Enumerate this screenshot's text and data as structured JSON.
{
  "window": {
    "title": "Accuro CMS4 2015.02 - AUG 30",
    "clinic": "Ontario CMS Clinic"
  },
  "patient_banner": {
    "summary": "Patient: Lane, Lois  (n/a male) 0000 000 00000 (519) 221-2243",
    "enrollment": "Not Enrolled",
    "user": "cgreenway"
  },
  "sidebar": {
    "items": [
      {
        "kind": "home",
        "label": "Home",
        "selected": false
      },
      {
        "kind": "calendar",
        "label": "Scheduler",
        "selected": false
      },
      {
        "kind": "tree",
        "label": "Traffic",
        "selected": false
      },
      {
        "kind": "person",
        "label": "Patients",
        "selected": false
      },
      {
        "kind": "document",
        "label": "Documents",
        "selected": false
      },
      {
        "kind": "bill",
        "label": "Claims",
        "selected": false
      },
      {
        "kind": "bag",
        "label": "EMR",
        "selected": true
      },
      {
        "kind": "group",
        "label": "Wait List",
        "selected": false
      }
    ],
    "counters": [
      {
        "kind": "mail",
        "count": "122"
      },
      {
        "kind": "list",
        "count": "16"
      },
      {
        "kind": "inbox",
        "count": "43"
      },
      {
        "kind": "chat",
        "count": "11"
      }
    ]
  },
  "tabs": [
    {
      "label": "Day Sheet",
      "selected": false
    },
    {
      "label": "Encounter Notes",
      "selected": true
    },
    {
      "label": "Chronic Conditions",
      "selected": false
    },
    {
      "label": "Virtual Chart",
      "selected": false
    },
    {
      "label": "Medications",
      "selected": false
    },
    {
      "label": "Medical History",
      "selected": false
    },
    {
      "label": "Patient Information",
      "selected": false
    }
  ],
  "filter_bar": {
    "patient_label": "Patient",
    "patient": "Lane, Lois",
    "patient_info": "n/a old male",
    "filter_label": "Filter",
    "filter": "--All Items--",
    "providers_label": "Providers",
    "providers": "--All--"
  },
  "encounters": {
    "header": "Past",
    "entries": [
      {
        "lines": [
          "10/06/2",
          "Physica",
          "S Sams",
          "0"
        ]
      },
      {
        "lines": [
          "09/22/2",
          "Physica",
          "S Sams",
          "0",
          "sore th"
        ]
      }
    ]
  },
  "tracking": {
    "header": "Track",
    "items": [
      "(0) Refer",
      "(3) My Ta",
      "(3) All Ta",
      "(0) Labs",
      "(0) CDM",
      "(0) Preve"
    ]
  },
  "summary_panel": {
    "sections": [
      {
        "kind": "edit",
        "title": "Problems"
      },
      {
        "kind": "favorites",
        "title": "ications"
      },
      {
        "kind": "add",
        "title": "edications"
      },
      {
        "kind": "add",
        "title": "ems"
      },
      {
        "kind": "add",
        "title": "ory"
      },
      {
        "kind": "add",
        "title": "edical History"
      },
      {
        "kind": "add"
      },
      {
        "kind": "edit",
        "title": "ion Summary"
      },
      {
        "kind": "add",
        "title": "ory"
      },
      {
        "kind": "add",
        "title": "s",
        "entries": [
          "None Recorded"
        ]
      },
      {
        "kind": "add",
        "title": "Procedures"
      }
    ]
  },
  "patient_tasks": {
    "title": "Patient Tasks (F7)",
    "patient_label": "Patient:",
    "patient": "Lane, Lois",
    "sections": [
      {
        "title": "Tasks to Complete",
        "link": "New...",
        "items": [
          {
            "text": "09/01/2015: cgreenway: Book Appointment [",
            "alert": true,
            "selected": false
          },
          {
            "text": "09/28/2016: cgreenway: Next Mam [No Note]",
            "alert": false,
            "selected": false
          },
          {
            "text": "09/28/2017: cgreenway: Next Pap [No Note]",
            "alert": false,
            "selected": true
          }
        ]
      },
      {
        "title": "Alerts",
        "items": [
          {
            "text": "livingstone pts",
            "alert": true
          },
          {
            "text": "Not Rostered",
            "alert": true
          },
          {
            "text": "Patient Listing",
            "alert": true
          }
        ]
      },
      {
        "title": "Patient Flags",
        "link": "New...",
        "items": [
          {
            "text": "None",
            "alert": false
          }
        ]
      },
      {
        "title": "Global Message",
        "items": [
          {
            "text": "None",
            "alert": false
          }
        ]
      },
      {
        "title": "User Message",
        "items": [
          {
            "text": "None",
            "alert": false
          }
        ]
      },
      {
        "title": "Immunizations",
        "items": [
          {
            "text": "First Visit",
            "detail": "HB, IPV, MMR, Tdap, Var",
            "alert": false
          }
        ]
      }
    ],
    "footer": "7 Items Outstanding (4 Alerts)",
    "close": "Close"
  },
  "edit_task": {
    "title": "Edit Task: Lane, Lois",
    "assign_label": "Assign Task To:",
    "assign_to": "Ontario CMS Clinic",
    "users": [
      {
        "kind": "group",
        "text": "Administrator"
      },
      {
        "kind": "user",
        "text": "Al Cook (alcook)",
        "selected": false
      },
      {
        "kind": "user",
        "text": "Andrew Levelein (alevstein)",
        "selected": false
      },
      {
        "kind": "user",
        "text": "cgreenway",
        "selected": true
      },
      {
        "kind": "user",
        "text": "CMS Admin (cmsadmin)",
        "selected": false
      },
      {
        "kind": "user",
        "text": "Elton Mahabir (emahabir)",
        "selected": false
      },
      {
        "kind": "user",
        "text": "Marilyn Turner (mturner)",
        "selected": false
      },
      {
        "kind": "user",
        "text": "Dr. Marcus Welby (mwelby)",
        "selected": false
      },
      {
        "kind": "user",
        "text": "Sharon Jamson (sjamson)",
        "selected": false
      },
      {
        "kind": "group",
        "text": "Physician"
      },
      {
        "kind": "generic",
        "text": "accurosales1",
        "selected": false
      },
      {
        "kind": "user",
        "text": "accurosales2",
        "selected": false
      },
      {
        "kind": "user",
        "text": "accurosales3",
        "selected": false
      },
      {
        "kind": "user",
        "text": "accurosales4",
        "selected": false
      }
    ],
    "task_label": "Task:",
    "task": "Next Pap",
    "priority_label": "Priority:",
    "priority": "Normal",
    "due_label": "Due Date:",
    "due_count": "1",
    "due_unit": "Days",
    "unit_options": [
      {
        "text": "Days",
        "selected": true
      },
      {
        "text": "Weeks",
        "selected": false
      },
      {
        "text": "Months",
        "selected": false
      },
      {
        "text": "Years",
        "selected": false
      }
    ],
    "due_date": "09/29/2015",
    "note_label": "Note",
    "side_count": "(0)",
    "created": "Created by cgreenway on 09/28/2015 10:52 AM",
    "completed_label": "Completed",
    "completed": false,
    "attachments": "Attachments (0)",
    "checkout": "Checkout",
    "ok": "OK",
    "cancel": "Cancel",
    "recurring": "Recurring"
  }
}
───
What you need to do: For every line above in which the string "male" appears, add one; please give the final count and nothing else.

Exercise solution: 2